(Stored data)
_ _ _ _ _

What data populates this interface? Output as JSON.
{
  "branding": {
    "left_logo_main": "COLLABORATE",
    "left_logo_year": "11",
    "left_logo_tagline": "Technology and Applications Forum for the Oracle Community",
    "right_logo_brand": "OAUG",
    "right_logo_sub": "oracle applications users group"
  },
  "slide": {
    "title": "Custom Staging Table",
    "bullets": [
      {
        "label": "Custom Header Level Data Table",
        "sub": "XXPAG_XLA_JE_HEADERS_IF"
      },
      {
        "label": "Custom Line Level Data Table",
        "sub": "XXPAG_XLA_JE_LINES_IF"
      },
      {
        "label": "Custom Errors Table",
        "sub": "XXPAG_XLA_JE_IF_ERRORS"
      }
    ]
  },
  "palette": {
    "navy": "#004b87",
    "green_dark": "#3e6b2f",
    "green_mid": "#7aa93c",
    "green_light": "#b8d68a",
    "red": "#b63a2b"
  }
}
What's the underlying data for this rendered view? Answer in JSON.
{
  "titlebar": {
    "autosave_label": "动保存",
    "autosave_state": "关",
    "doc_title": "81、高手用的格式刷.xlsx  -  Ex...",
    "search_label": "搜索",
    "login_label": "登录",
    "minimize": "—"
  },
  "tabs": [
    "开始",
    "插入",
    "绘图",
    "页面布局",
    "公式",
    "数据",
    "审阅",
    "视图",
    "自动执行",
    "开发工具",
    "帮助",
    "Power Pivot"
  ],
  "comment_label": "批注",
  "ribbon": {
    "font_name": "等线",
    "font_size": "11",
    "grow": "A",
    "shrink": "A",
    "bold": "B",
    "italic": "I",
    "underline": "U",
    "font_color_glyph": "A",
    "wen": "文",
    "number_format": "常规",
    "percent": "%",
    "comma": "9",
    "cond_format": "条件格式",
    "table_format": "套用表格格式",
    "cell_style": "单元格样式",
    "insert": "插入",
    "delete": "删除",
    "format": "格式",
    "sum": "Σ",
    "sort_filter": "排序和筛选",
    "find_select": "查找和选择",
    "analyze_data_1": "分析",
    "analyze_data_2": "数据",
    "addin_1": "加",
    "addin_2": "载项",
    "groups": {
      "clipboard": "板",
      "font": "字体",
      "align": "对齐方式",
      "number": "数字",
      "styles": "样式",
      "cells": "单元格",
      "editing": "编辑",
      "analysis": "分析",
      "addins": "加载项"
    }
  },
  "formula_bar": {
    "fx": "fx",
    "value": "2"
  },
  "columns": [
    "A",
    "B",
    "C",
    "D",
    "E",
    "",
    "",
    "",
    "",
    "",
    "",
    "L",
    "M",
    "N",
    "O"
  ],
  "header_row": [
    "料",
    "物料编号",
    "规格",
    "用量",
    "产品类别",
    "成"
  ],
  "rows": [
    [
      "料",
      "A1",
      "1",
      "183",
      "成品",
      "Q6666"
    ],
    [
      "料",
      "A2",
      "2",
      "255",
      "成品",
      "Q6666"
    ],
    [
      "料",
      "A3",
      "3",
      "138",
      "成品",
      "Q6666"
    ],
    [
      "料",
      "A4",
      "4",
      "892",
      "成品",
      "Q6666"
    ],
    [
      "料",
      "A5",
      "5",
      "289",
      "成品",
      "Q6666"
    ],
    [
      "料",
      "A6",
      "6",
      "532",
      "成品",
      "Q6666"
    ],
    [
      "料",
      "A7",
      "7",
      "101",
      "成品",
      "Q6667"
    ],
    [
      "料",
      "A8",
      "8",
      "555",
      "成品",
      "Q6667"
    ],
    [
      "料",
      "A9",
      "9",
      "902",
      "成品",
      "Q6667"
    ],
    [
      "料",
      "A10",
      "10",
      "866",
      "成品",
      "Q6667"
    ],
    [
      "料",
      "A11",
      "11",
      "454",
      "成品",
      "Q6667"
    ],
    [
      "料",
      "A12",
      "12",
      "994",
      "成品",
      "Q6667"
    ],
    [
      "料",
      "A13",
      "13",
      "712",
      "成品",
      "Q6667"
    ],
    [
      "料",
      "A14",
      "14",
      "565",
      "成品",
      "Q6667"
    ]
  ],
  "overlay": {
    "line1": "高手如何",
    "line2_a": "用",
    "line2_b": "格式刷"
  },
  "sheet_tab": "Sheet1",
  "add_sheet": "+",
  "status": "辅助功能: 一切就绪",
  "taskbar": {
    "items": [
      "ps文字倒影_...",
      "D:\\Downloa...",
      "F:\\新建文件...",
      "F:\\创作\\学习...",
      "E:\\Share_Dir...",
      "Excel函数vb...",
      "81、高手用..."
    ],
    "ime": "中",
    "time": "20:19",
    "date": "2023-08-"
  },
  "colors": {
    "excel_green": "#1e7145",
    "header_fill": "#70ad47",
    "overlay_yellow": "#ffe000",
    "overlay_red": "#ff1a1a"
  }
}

_ _ _ _ _

Print every line of the records exactly. Omit nothing.

Response to the exercise:
What data populates this interface? Output as JSON.
{
  "branding": {
    "left_logo_main": "COLLABORATE",
    "left_logo_year": "11",
    "left_logo_tagline": "Technology and Applications Forum for the Oracle Community",
    "right_logo_brand": "OAUG",
    "right_logo_sub": "oracle applications users group"
  },
  "slide": {
    "title": "Custom Staging Table",
    "bullets": [
      {
        "label": "Custom Header Level Data Table",
        "sub": "XXPAG_XLA_JE_HEADERS_IF"
      },
      {
        "label": "Custom Line Level Data Table",
        "sub": "XXPAG_XLA_JE_LINES_IF"
      },
      {
        "label": "Custom Errors Table",
        "sub": "XXPAG_XLA_JE_IF_ERRORS"
      }
    ]
  },
  "palette": {
    "navy": "#004b87",
    "green_dark": "#3e6b2f",
    "green_mid": "#7aa93c",
    "green_light": "#b8d68a",
    "red": "#b63a2b"
  }
}
What's the underlying data for this rendered view? Answer in JSON.
{
  "titlebar": {
    "autosave_label": "动保存",
    "autosave_state": "关",
    "doc_title": "81、高手用的格式刷.xlsx  -  Ex...",
    "search_label": "搜索",
    "login_label": "登录",
    "minimize": "—"
  },
  "tabs": [
    "开始",
    "插入",
    "绘图",
    "页面布局",
    "公式",
    "数据",
    "审阅",
    "视图",
    "自动执行",
    "开发工具",
    "帮助",
    "Power Pivot"
  ],
  "comment_label": "批注",
  "ribbon": {
    "font_name": "等线",
    "font_size": "11",
    "grow": "A",
    "shrink": "A",
    "bold": "B",
    "italic": "I",
    "underline": "U",
    "font_color_glyph": "A",
    "wen": "文",
    "number_format": "常规",
    "percent": "%",
    "comma": "9",
    "cond_format": "条件格式",
    "table_format": "套用表格格式",
    "cell_style": "单元格样式",
    "insert": "插入",
    "delete": "删除",
    "format": "格式",
    "sum": "Σ",
    "sort_filter": "排序和筛选",
    "find_select": "查找和选择",
    "analyze_data_1": "分析",
    "analyze_data_2": "数据",
    "addin_1": "加",
    "addin_2": "载项",
    "groups": {
      "clipboard": "板",
      "font": "字体",
      "align": "对齐方式",
      "number": "数字",
      "styles": "样式",
      "cells": "单元格",
      "editing": "编辑",
      "analysis": "分析",
      "addins": "加载项"
    }
  },
  "formula_bar": {
    "fx": "fx",
    "value": "2"
  },
  "columns": [
    "A",
    "B",
    "C",
    "D",
    "E",
    "",
    "",
    "",
    "",
    "",
    "",
    "L",
    "M",
    "N",
    "O"
  ],
  "header_row": [
    "料",
    "物料编号",
    "规格",
    "用量",
    "产品类别",
    "成"
  ],
  "rows": [
    [
      "料",
      "A1",
      "1",
      "183",
      "成品",
      "Q6666"
    ],
    [
      "料",
      "A2",
      "2",
      "255",
      "成品",
      "Q6666"
    ],
    [
      "料",
      "A3",
      "3",
      "138",
      "成品",
      "Q6666"
    ],
    [
      "料",
      "A4",
      "4",
      "892",
      "成品",
      "Q6666"
    ],
    [
      "料",
      "A5",
      "5",
      "289",
      "成品",
      "Q6666"
    ],
    [
      "料",
      "A6",
      "6",
      "532",
      "成品",
      "Q6666"
    ],
    [
      "料",
      "A7",
      "7",
      "101",
      "成品",
      "Q6667"
    ],
    [
      "料",
      "A8",
      "8",
      "555",
      "成品",
      "Q6667"
    ],
    [
      "料",
      "A9",
      "9",
      "902",
      "成品",
      "Q6667"
    ],
    [
      "料",
      "A10",
      "10",
      "866",
      "成品",
      "Q6667"
    ],
    [
      "料",
      "A11",
      "11",
      "454",
      "成品",
      "Q6667"
    ],
    [
      "料",
      "A12",
      "12",
      "994",
      "成品",
      "Q6667"
    ],
    [
      "料",
      "A13",
      "13",
      "712",
      "成品",
      "Q6667"
    ],
    [
      "料",
      "A14",
      "14",
      "565",
      "成品",
      "Q6667"
    ]
  ],
  "overlay": {
    "line1": "高手如何",
    "line2_a": "用",
    "line2_b": "格式刷"
  },
  "sheet_tab": "Sheet1",
  "add_sheet": "+",
  "status": "辅助功能: 一切就绪",
  "taskbar": {
    "items": [
      "ps文字倒影_...",
      "D:\\Downloa...",
      "F:\\新建文件...",
      "F:\\创作\\学习...",
      "E:\\Share_Dir...",
      "Excel函数vb...",
      "81、高手用..."
    ],
    "ime": "中",
    "time": "20:19",
    "date": "2023-08-"
  },
  "colors": {
    "excel_green": "#1e7145",
    "header_fill": "#70ad47",
    "overlay_yellow": "#ffe000",
    "overlay_red": "#ff1a1a"
  }
}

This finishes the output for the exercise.